▸ What to work on: Copy nothing but the text: repeat each entry exactly and drop the images.

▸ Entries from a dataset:
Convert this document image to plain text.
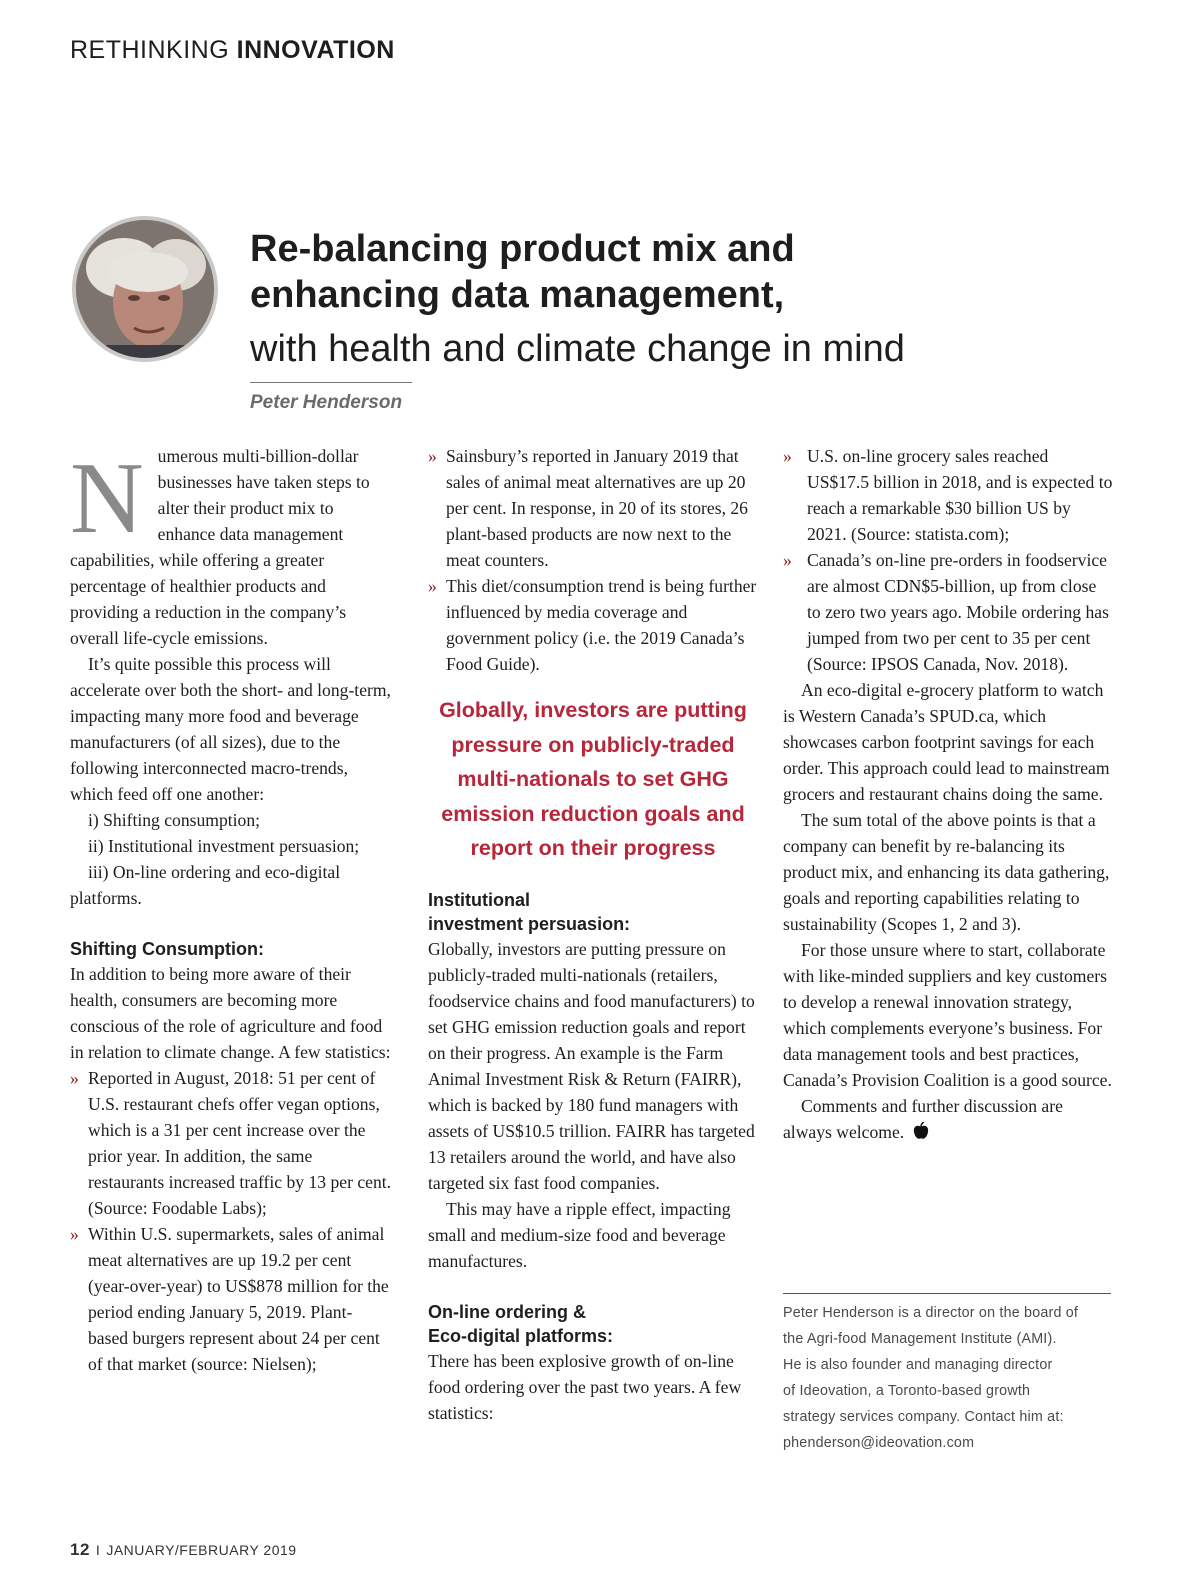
RETHINKING INNOVATION
Re-balancing product mix and
enhancing data management,
with health and climate change in mind
Peter Henderson

Numerous multi-billion-dollar businesses have taken steps to alter their product mix to enhance data management capabilities, while offering a greater percentage of healthier products and providing a reduction in the company’s overall life-cycle emissions.

It’s quite possible this process will accelerate over both the short- and long-term, impacting many more food and beverage manufacturers (of all sizes), due to the following interconnected macro-trends, which feed off one another:

i) Shifting consumption;

ii) Institutional investment persuasion;

iii) On-line ordering and eco-digital platforms.

Shifting Consumption:

In addition to being more aware of their health, consumers are becoming more conscious of the role of agriculture and food in relation to climate change. A few statistics:

» Reported in August, 2018: 51 per cent of U.S. restaurant chefs offer vegan options, which is a 31 per cent increase over the prior year. In addition, the same restaurants increased traffic by 13 per cent. (Source: Foodable Labs);

» Within U.S. supermarkets, sales of animal meat alternatives are up 19.2 per cent (year-over-year) to US$878 million for the period ending January 5, 2019. Plant-based burgers represent about 24 per cent of that market (source: Nielsen);

» Sainsbury’s reported in January 2019 that sales of animal meat alternatives are up 20 per cent. In response, in 20 of its stores, 26 plant-based products are now next to the meat counters.

» This diet/consumption trend is being further influenced by media coverage and government policy (i.e. the 2019 Canada’s Food Guide).

Globally, investors are putting pressure on publicly-traded multi-nationals to set GHG emission reduction goals and report on their progress

Institutional
investment persuasion:

Globally, investors are putting pressure on publicly-traded multi-nationals (retailers, foodservice chains and food manufacturers) to set GHG emission reduction goals and report on their progress. An example is the Farm Animal Investment Risk & Return (FAIRR), which is backed by 180 fund managers with assets of US$10.5 trillion. FAIRR has targeted 13 retailers around the world, and have also targeted six fast food companies.

This may have a ripple effect, impacting small and medium-size food and beverage manufactures.

On-line ordering &
Eco-digital platforms:

There has been explosive growth of on-line food ordering over the past two years. A few statistics:

» U.S. on-line grocery sales reached US$17.5 billion in 2018, and is expected to reach a remarkable $30 billion US by 2021. (Source: statista.com);

» Canada’s on-line pre-orders in foodservice are almost CDN$5-billion, up from close to zero two years ago. Mobile ordering has jumped from two per cent to 35 per cent (Source: IPSOS Canada, Nov. 2018).

An eco-digital e-grocery platform to watch is Western Canada’s SPUD.ca, which showcases carbon footprint savings for each order. This approach could lead to mainstream grocers and restaurant chains doing the same.

The sum total of the above points is that a company can benefit by re-balancing its product mix, and enhancing its data gathering, goals and reporting capabilities relating to sustainability (Scopes 1, 2 and 3).

For those unsure where to start, collaborate with like-minded suppliers and key customers to develop a renewal innovation strategy, which complements everyone’s business. For data management tools and best practices, Canada’s Provision Coalition is a good source.

Comments and further discussion are always welcome.

Peter Henderson is a director on the board of
the Agri-food Management Institute (AMI).
He is also founder and managing director
of Ideovation, a Toronto-based growth
strategy services company. Contact him at:
phenderson@ideovation.com
12 I JANUARY/FEBRUARY 2019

▸ Reply:
Convert this document image to plain text.
RETHINKING INNOVATION
Re-balancing product mix and
enhancing data management,
with health and climate change in mind
Peter Henderson

Numerous multi-billion-dollar businesses have taken steps to alter their product mix to enhance data management capabilities, while offering a greater percentage of healthier products and providing a reduction in the company’s overall life-cycle emissions.

It’s quite possible this process will accelerate over both the short- and long-term, impacting many more food and beverage manufacturers (of all sizes), due to the following interconnected macro-trends, which feed off one another:

i) Shifting consumption;

ii) Institutional investment persuasion;

iii) On-line ordering and eco-digital platforms.

Shifting Consumption:

In addition to being more aware of their health, consumers are becoming more conscious of the role of agriculture and food in relation to climate change. A few statistics:

» Reported in August, 2018: 51 per cent of U.S. restaurant chefs offer vegan options, which is a 31 per cent increase over the prior year. In addition, the same restaurants increased traffic by 13 per cent. (Source: Foodable Labs);

» Within U.S. supermarkets, sales of animal meat alternatives are up 19.2 per cent (year-over-year) to US$878 million for the period ending January 5, 2019. Plant-based burgers represent about 24 per cent of that market (source: Nielsen);

» Sainsbury’s reported in January 2019 that sales of animal meat alternatives are up 20 per cent. In response, in 20 of its stores, 26 plant-based products are now next to the meat counters.

» This diet/consumption trend is being further influenced by media coverage and government policy (i.e. the 2019 Canada’s Food Guide).

Globally, investors are putting pressure on publicly-traded multi-nationals to set GHG emission reduction goals and report on their progress

Institutional
investment persuasion:

Globally, investors are putting pressure on publicly-traded multi-nationals (retailers, foodservice chains and food manufacturers) to set GHG emission reduction goals and report on their progress. An example is the Farm Animal Investment Risk & Return (FAIRR), which is backed by 180 fund managers with assets of US$10.5 trillion. FAIRR has targeted 13 retailers around the world, and have also targeted six fast food companies.

This may have a ripple effect, impacting small and medium-size food and beverage manufactures.

On-line ordering &
Eco-digital platforms:

There has been explosive growth of on-line food ordering over the past two years. A few statistics:

» U.S. on-line grocery sales reached US$17.5 billion in 2018, and is expected to reach a remarkable $30 billion US by 2021. (Source: statista.com);

» Canada’s on-line pre-orders in foodservice are almost CDN$5-billion, up from close to zero two years ago. Mobile ordering has jumped from two per cent to 35 per cent (Source: IPSOS Canada, Nov. 2018).

An eco-digital e-grocery platform to watch is Western Canada’s SPUD.ca, which showcases carbon footprint savings for each order. This approach could lead to mainstream grocers and restaurant chains doing the same.

The sum total of the above points is that a company can benefit by re-balancing its product mix, and enhancing its data gathering, goals and reporting capabilities relating to sustainability (Scopes 1, 2 and 3).

For those unsure where to start, collaborate with like-minded suppliers and key customers to develop a renewal innovation strategy, which complements everyone’s business. For data management tools and best practices, Canada’s Provision Coalition is a good source.

Comments and further discussion are always welcome.

Peter Henderson is a director on the board of
the Agri-food Management Institute (AMI).
He is also founder and managing director
of Ideovation, a Toronto-based growth
strategy services company. Contact him at:
phenderson@ideovation.com
12 I JANUARY/FEBRUARY 2019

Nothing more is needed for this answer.